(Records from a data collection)
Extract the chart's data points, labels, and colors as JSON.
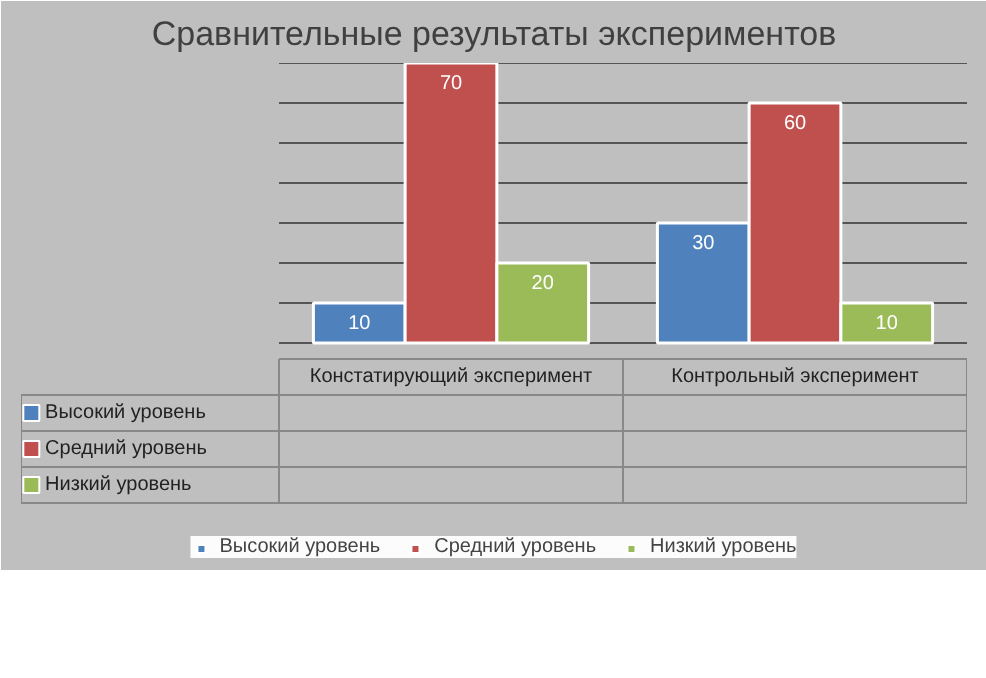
{
  "chart_data": {
    "type": "bar",
    "title": "Сравнительные результаты экспериментов",
    "categories": [
      "Констатирующий эксперимент",
      "Контрольный эксперимент"
    ],
    "series": [
      {
        "name": "Высокий уровень",
        "color": "#4f81bd",
        "values": [
          10,
          30
        ],
        "value_labels": [
          "10",
          "30"
        ]
      },
      {
        "name": "Средний уровень",
        "color": "#c0504d",
        "values": [
          70,
          60
        ],
        "value_labels": [
          "70",
          "60"
        ]
      },
      {
        "name": "Низкий уровень",
        "color": "#9bbb59",
        "values": [
          20,
          10
        ],
        "value_labels": [
          "20",
          "10"
        ]
      }
    ],
    "ylim": [
      0,
      70
    ],
    "yticks": [
      {
        "value": 0,
        "label": null
      },
      {
        "value": 10,
        "label": null
      },
      {
        "value": 20,
        "label": null
      },
      {
        "value": 30,
        "label": null
      },
      {
        "value": 40,
        "label": null
      },
      {
        "value": 50,
        "label": null
      },
      {
        "value": 60,
        "label": null
      },
      {
        "value": 70,
        "label": null
      }
    ],
    "grid": "y",
    "legend": "bottom"
  }
}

▸ **REQUIREMENT**: Transcribe the material as is, with images omitted.

▸ **TASK ANSWER**:
Extract the chart's data points, labels, and colors as JSON.
{
  "chart_data": {
    "type": "bar",
    "title": "Сравнительные результаты экспериментов",
    "categories": [
      "Констатирующий эксперимент",
      "Контрольный эксперимент"
    ],
    "series": [
      {
        "name": "Высокий уровень",
        "color": "#4f81bd",
        "values": [
          10,
          30
        ],
        "value_labels": [
          "10",
          "30"
        ]
      },
      {
        "name": "Средний уровень",
        "color": "#c0504d",
        "values": [
          70,
          60
        ],
        "value_labels": [
          "70",
          "60"
        ]
      },
      {
        "name": "Низкий уровень",
        "color": "#9bbb59",
        "values": [
          20,
          10
        ],
        "value_labels": [
          "20",
          "10"
        ]
      }
    ],
    "ylim": [
      0,
      70
    ],
    "yticks": [
      {
        "value": 0,
        "label": null
      },
      {
        "value": 10,
        "label": null
      },
      {
        "value": 20,
        "label": null
      },
      {
        "value": 30,
        "label": null
      },
      {
        "value": 40,
        "label": null
      },
      {
        "value": 50,
        "label": null
      },
      {
        "value": 60,
        "label": null
      },
      {
        "value": 70,
        "label": null
      }
    ],
    "grid": "y",
    "legend": "bottom"
  }
}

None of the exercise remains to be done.